- [Directive] Return the entries below in their exact form, leaving the pictures out.

····················

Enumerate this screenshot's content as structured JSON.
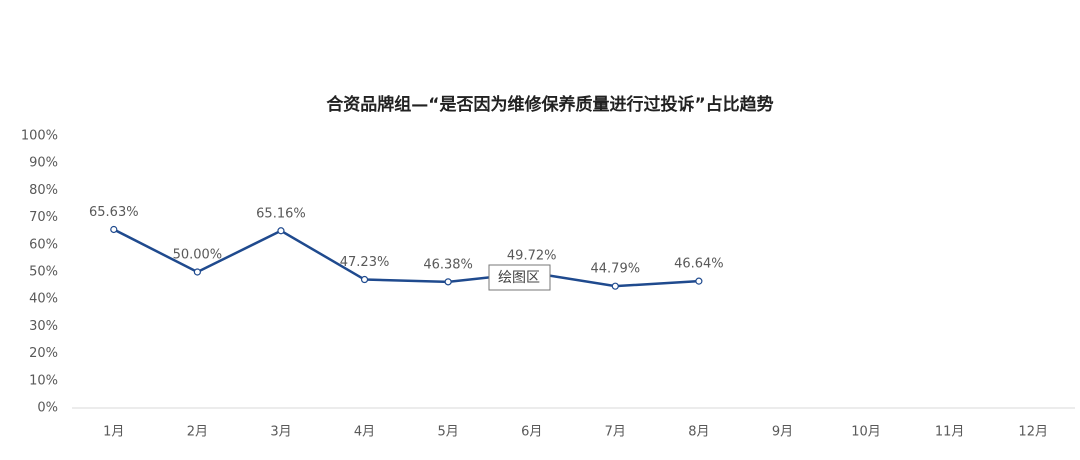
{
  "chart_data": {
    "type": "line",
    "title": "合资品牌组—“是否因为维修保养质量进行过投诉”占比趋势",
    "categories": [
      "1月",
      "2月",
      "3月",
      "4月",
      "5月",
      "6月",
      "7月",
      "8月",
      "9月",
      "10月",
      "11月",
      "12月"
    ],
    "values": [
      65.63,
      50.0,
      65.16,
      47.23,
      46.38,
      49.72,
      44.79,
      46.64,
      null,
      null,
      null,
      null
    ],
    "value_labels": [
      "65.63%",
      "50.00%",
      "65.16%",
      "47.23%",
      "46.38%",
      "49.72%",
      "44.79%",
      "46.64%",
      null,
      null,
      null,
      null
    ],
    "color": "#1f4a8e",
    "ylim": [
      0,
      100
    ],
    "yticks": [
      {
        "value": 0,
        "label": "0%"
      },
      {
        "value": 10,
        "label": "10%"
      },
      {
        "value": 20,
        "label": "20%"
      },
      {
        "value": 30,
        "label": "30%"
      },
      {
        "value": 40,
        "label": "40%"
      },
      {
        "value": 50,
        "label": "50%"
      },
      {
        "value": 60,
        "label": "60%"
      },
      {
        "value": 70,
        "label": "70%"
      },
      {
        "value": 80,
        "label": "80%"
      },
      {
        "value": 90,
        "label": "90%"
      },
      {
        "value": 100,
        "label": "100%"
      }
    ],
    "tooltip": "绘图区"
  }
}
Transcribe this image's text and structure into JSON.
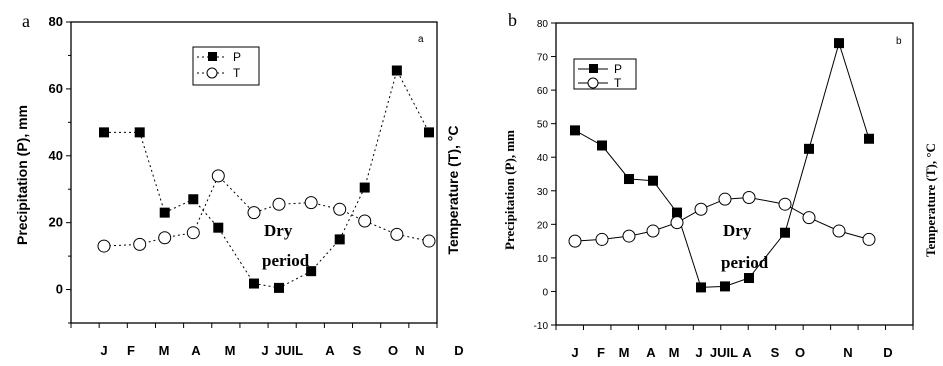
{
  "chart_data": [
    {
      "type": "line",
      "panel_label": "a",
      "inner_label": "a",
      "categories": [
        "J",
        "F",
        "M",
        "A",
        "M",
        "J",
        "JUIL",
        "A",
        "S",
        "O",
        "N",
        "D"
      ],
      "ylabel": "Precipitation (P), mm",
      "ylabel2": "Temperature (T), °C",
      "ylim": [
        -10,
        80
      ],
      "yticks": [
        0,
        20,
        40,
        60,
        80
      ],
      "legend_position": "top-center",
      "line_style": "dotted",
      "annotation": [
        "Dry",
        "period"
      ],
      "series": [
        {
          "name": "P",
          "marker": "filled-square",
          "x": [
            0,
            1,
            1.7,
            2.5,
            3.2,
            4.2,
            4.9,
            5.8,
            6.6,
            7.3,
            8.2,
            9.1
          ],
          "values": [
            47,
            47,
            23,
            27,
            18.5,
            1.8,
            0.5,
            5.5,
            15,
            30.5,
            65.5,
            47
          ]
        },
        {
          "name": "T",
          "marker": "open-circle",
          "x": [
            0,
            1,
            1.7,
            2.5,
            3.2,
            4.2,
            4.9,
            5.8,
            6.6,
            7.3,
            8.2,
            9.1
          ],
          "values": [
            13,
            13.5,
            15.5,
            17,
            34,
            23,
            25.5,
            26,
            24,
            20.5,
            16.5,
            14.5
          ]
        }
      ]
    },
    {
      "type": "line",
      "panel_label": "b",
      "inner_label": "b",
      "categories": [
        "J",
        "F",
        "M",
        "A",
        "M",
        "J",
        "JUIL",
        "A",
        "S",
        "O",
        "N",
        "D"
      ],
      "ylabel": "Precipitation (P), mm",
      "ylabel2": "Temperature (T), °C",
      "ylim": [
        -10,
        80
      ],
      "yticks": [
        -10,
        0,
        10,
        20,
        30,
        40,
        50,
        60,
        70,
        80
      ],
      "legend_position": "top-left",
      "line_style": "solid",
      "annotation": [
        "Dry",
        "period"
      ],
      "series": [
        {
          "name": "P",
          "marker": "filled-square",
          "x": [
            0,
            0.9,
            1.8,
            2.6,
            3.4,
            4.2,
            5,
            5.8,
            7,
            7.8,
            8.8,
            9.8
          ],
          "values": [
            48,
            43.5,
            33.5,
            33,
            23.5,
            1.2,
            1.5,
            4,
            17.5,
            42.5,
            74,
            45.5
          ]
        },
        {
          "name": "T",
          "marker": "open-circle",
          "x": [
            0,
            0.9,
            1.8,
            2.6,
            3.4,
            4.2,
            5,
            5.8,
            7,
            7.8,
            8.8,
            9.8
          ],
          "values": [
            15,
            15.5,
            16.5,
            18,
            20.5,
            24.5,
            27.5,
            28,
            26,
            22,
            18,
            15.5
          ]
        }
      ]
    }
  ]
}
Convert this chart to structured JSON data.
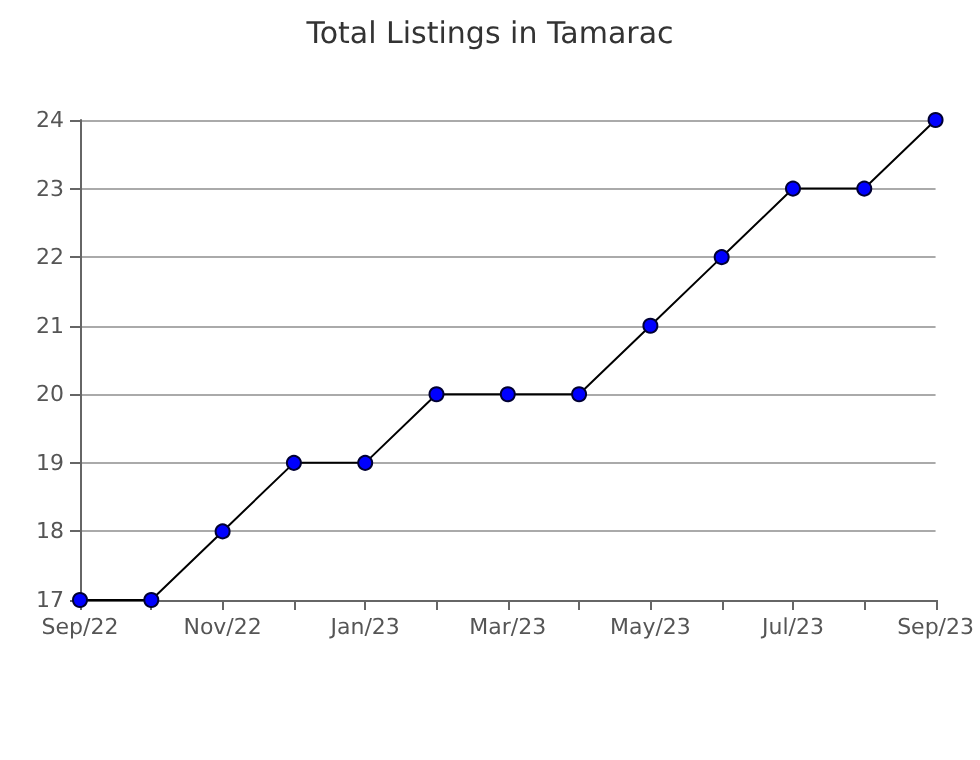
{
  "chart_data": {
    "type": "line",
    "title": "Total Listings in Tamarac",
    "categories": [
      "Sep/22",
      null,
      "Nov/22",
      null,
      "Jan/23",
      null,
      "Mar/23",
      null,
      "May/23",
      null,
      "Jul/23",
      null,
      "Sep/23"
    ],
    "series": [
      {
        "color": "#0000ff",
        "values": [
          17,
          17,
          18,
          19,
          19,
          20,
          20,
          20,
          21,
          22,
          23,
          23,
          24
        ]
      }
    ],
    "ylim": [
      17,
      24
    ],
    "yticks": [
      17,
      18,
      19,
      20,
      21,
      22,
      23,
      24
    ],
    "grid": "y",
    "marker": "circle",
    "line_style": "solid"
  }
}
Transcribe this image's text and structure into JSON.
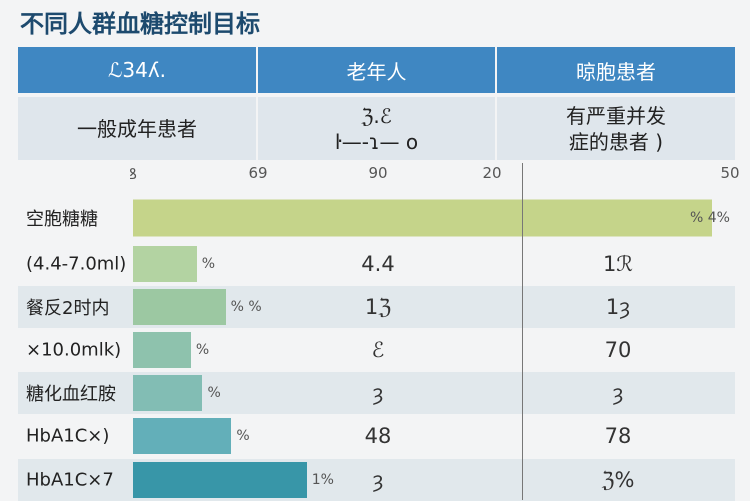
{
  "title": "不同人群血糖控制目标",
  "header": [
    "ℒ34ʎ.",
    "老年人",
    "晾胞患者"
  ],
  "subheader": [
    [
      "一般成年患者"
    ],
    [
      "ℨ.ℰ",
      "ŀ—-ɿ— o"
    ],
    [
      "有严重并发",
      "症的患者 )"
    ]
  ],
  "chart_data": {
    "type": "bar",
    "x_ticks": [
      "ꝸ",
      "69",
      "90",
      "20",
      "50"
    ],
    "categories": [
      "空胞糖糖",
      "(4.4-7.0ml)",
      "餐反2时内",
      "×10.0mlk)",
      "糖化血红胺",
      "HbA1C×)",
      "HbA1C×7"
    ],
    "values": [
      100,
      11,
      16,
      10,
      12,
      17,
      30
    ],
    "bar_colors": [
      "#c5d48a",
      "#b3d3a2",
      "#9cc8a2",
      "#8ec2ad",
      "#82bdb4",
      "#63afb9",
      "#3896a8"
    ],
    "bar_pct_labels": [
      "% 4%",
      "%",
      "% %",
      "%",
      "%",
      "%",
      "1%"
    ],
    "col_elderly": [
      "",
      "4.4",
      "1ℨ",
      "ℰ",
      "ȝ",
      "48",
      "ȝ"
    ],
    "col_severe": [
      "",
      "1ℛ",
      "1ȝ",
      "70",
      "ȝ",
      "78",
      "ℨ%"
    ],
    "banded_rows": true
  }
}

····················

- [Response]
Enumerate this screenshot's content as structured JSON.
{
  "chart_data": {
    "type": "line",
    "title": "合资品牌组—“是否因为维修保养质量进行过投诉”占比趋势",
    "categories": [
      "1月",
      "2月",
      "3月",
      "4月",
      "5月",
      "6月",
      "7月",
      "8月",
      "9月",
      "10月",
      "11月",
      "12月"
    ],
    "values": [
      65.63,
      50.0,
      65.16,
      47.23,
      46.38,
      49.72,
      44.79,
      46.64,
      null,
      null,
      null,
      null
    ],
    "value_labels": [
      "65.63%",
      "50.00%",
      "65.16%",
      "47.23%",
      "46.38%",
      "49.72%",
      "44.79%",
      "46.64%",
      null,
      null,
      null,
      null
    ],
    "color": "#1f4a8e",
    "ylim": [
      0,
      100
    ],
    "yticks": [
      {
        "value": 0,
        "label": "0%"
      },
      {
        "value": 10,
        "label": "10%"
      },
      {
        "value": 20,
        "label": "20%"
      },
      {
        "value": 30,
        "label": "30%"
      },
      {
        "value": 40,
        "label": "40%"
      },
      {
        "value": 50,
        "label": "50%"
      },
      {
        "value": 60,
        "label": "60%"
      },
      {
        "value": 70,
        "label": "70%"
      },
      {
        "value": 80,
        "label": "80%"
      },
      {
        "value": 90,
        "label": "90%"
      },
      {
        "value": 100,
        "label": "100%"
      }
    ],
    "tooltip": "绘图区"
  }
}
Transcribe this image's text and structure into JSON.
{
  "chart_data": [
    {
      "type": "line",
      "panel_label": "a",
      "inner_label": "a",
      "categories": [
        "J",
        "F",
        "M",
        "A",
        "M",
        "J",
        "JUIL",
        "A",
        "S",
        "O",
        "N",
        "D"
      ],
      "ylabel": "Precipitation (P), mm",
      "ylabel2": "Temperature (T), °C",
      "ylim": [
        -10,
        80
      ],
      "yticks": [
        0,
        20,
        40,
        60,
        80
      ],
      "legend_position": "top-center",
      "line_style": "dotted",
      "annotation": [
        "Dry",
        "period"
      ],
      "series": [
        {
          "name": "P",
          "marker": "filled-square",
          "x": [
            0,
            1,
            1.7,
            2.5,
            3.2,
            4.2,
            4.9,
            5.8,
            6.6,
            7.3,
            8.2,
            9.1
          ],
          "values": [
            47,
            47,
            23,
            27,
            18.5,
            1.8,
            0.5,
            5.5,
            15,
            30.5,
            65.5,
            47
          ]
        },
        {
          "name": "T",
          "marker": "open-circle",
          "x": [
            0,
            1,
            1.7,
            2.5,
            3.2,
            4.2,
            4.9,
            5.8,
            6.6,
            7.3,
            8.2,
            9.1
          ],
          "values": [
            13,
            13.5,
            15.5,
            17,
            34,
            23,
            25.5,
            26,
            24,
            20.5,
            16.5,
            14.5
          ]
        }
      ]
    },
    {
      "type": "line",
      "panel_label": "b",
      "inner_label": "b",
      "categories": [
        "J",
        "F",
        "M",
        "A",
        "M",
        "J",
        "JUIL",
        "A",
        "S",
        "O",
        "N",
        "D"
      ],
      "ylabel": "Precipitation (P), mm",
      "ylabel2": "Temperature (T), °C",
      "ylim": [
        -10,
        80
      ],
      "yticks": [
        -10,
        0,
        10,
        20,
        30,
        40,
        50,
        60,
        70,
        80
      ],
      "legend_position": "top-left",
      "line_style": "solid",
      "annotation": [
        "Dry",
        "period"
      ],
      "series": [
        {
          "name": "P",
          "marker": "filled-square",
          "x": [
            0,
            0.9,
            1.8,
            2.6,
            3.4,
            4.2,
            5,
            5.8,
            7,
            7.8,
            8.8,
            9.8
          ],
          "values": [
            48,
            43.5,
            33.5,
            33,
            23.5,
            1.2,
            1.5,
            4,
            17.5,
            42.5,
            74,
            45.5
          ]
        },
        {
          "name": "T",
          "marker": "open-circle",
          "x": [
            0,
            0.9,
            1.8,
            2.6,
            3.4,
            4.2,
            5,
            5.8,
            7,
            7.8,
            8.8,
            9.8
          ],
          "values": [
            15,
            15.5,
            16.5,
            18,
            20.5,
            24.5,
            27.5,
            28,
            26,
            22,
            18,
            15.5
          ]
        }
      ]
    }
  ]
}
Convert this chart to structured JSON data.
{
  "chart_data": {
    "type": "line",
    "title": "Total Listings in Tamarac",
    "categories": [
      "Sep/22",
      null,
      "Nov/22",
      null,
      "Jan/23",
      null,
      "Mar/23",
      null,
      "May/23",
      null,
      "Jul/23",
      null,
      "Sep/23"
    ],
    "series": [
      {
        "color": "#0000ff",
        "values": [
          17,
          17,
          18,
          19,
          19,
          20,
          20,
          20,
          21,
          22,
          23,
          23,
          24
        ]
      }
    ],
    "ylim": [
      17,
      24
    ],
    "yticks": [
      17,
      18,
      19,
      20,
      21,
      22,
      23,
      24
    ],
    "grid": "y",
    "marker": "circle",
    "line_style": "solid"
  }
}
Transcribe this image's text and structure into JSON.
{
  "title": "不同人群血糖控制目标",
  "header": [
    "ℒ34ʎ.",
    "老年人",
    "晾胞患者"
  ],
  "subheader": [
    [
      "一般成年患者"
    ],
    [
      "ℨ.ℰ",
      "ŀ—-ɿ— o"
    ],
    [
      "有严重并发",
      "症的患者 )"
    ]
  ],
  "chart_data": {
    "type": "bar",
    "x_ticks": [
      "ꝸ",
      "69",
      "90",
      "20",
      "50"
    ],
    "categories": [
      "空胞糖糖",
      "(4.4-7.0ml)",
      "餐反2时内",
      "×10.0mlk)",
      "糖化血红胺",
      "HbA1C×)",
      "HbA1C×7"
    ],
    "values": [
      100,
      11,
      16,
      10,
      12,
      17,
      30
    ],
    "bar_colors": [
      "#c5d48a",
      "#b3d3a2",
      "#9cc8a2",
      "#8ec2ad",
      "#82bdb4",
      "#63afb9",
      "#3896a8"
    ],
    "bar_pct_labels": [
      "% 4%",
      "%",
      "% %",
      "%",
      "%",
      "%",
      "1%"
    ],
    "col_elderly": [
      "",
      "4.4",
      "1ℨ",
      "ℰ",
      "ȝ",
      "48",
      "ȝ"
    ],
    "col_severe": [
      "",
      "1ℛ",
      "1ȝ",
      "70",
      "ȝ",
      "78",
      "ℨ%"
    ],
    "banded_rows": true
  }
}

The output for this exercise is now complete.